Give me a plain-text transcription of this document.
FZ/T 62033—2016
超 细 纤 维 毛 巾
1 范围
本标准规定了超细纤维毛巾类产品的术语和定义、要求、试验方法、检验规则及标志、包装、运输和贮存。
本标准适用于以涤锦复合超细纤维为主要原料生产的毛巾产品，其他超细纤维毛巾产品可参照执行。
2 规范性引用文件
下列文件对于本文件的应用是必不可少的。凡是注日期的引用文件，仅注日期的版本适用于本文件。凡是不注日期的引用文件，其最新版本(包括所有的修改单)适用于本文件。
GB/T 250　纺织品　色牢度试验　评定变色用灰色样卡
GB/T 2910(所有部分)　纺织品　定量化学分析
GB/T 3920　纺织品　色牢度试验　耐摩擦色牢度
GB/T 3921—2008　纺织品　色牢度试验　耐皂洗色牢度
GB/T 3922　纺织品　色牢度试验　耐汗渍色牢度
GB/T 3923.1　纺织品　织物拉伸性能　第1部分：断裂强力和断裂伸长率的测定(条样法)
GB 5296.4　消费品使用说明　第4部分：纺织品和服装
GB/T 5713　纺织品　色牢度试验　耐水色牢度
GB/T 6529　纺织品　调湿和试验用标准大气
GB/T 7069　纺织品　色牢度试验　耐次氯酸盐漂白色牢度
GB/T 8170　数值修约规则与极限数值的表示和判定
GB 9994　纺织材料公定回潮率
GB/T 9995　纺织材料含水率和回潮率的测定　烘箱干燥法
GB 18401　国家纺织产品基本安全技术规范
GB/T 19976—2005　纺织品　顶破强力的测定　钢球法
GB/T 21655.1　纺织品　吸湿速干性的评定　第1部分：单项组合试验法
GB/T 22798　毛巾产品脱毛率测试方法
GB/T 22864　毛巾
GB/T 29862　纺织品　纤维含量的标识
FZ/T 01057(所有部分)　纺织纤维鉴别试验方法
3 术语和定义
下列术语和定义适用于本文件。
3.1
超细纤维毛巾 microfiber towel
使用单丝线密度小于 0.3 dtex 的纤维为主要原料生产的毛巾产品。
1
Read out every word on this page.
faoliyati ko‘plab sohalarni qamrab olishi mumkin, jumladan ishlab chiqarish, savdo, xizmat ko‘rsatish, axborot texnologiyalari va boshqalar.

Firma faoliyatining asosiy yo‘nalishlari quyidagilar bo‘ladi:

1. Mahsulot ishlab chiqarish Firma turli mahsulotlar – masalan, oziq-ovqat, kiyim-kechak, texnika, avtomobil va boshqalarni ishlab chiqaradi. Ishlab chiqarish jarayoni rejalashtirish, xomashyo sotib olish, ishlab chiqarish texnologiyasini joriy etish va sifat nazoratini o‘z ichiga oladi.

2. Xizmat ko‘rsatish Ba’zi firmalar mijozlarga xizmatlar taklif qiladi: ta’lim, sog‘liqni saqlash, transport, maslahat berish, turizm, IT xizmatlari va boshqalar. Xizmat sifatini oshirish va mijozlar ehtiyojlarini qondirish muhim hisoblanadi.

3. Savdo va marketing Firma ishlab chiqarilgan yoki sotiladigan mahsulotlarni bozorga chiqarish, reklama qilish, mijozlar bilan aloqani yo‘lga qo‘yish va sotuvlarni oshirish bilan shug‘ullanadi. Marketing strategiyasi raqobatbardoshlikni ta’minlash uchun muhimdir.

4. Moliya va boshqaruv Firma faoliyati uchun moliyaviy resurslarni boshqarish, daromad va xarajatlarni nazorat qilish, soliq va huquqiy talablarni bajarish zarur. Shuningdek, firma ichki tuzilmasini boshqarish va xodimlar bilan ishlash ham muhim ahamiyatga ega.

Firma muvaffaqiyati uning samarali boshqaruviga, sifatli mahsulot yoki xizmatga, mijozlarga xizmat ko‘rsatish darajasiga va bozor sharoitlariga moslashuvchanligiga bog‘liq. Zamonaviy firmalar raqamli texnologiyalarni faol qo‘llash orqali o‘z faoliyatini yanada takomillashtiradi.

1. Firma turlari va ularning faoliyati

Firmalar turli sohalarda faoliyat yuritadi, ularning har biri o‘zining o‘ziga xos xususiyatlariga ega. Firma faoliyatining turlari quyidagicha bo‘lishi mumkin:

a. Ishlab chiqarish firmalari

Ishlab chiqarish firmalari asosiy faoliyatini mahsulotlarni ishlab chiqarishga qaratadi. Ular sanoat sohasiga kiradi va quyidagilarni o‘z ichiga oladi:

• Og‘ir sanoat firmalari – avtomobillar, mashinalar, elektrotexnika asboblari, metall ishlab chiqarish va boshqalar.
....
▶ Objective: Extract from the material all lines containing the string "ichiga".

▶ The solution:
1. Mahsulot ishlab chiqarish Firma turli mahsulotlar – masalan, oziq-ovqat, kiyim-kechak, texnika, avtomobil va boshqalarni ishlab chiqaradi. Ishlab chiqarish jarayoni rejalashtirish, xomashyo sotib olish, ishlab chiqarish texnologiyasini joriy etish va sifat nazoratini o‘z ichiga oladi.
Ishlab chiqarish firmalari asosiy faoliyatini mahsulotlarni ishlab chiqarishga qaratadi. Ular sanoat sohasiga kiradi va quyidagilarni o‘z ichiga oladi:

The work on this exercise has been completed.